## ITEMS

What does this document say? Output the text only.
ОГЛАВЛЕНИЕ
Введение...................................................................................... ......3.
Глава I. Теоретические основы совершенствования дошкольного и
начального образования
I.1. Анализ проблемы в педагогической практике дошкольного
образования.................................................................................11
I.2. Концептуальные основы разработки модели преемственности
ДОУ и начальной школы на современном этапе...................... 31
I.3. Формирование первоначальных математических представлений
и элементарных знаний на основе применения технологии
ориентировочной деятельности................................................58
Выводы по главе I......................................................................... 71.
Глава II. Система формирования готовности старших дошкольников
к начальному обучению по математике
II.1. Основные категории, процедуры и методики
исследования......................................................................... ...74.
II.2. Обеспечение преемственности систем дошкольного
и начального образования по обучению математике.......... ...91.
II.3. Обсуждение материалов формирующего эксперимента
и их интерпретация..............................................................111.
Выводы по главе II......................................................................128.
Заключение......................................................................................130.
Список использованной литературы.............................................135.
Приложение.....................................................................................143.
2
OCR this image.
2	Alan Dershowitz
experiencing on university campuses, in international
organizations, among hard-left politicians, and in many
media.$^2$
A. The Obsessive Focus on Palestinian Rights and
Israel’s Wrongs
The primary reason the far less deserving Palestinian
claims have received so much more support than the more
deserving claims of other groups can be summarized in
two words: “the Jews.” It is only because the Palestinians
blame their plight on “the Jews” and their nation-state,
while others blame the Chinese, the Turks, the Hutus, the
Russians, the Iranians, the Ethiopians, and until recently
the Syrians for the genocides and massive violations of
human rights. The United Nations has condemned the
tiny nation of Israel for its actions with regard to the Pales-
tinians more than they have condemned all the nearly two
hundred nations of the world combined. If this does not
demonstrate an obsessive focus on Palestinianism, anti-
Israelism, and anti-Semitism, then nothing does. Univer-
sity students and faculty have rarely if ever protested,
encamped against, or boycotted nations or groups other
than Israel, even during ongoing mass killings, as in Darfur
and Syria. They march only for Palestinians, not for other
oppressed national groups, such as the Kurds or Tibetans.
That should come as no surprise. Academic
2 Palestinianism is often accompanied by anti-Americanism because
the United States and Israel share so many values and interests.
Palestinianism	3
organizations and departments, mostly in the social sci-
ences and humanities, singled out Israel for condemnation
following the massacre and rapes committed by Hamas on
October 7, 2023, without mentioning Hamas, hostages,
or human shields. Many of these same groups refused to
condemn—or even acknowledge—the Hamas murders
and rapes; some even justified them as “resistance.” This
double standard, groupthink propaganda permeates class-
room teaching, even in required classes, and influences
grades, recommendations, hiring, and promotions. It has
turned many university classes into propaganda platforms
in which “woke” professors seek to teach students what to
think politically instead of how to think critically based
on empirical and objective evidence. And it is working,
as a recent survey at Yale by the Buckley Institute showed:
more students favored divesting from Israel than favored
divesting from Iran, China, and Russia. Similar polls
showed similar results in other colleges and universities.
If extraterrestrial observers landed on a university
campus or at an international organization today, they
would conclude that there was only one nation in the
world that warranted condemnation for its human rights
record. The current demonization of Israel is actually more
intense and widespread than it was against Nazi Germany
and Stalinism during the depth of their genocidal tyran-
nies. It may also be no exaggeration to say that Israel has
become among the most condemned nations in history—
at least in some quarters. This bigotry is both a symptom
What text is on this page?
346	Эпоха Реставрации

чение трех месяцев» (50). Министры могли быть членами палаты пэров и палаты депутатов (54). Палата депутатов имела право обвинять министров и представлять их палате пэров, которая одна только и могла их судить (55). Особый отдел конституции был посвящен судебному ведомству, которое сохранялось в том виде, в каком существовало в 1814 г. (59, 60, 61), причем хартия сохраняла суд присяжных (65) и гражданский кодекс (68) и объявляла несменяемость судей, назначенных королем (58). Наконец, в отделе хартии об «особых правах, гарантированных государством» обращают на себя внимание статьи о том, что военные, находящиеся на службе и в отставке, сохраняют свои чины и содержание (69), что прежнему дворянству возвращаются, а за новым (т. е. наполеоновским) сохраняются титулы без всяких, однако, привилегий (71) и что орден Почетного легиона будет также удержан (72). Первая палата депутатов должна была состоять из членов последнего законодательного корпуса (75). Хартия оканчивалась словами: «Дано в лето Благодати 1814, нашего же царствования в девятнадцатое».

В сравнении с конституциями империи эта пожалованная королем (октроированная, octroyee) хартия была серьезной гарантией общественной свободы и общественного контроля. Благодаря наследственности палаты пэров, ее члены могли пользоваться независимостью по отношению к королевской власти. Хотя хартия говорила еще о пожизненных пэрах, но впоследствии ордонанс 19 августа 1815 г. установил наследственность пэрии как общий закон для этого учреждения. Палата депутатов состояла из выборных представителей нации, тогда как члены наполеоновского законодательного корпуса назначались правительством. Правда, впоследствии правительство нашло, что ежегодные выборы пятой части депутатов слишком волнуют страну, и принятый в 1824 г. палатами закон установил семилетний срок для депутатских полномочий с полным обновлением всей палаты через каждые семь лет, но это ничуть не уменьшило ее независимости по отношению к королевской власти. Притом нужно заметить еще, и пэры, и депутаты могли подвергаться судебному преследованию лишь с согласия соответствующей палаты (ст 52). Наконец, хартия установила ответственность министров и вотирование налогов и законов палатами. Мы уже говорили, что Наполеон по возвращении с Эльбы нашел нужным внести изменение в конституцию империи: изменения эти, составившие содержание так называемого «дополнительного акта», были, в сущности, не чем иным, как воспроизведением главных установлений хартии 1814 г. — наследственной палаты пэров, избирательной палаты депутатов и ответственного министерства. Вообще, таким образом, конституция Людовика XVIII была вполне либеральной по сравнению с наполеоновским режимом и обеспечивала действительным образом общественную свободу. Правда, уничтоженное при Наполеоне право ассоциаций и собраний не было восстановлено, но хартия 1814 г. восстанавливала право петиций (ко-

## EXERCISE AIM
Search the entries for the word "condemnation", then list each line that holds it.

## PROBLEM SOLUTION
ences and humanities, singled out Israel for condemnation
world that warranted condemnation for its human rights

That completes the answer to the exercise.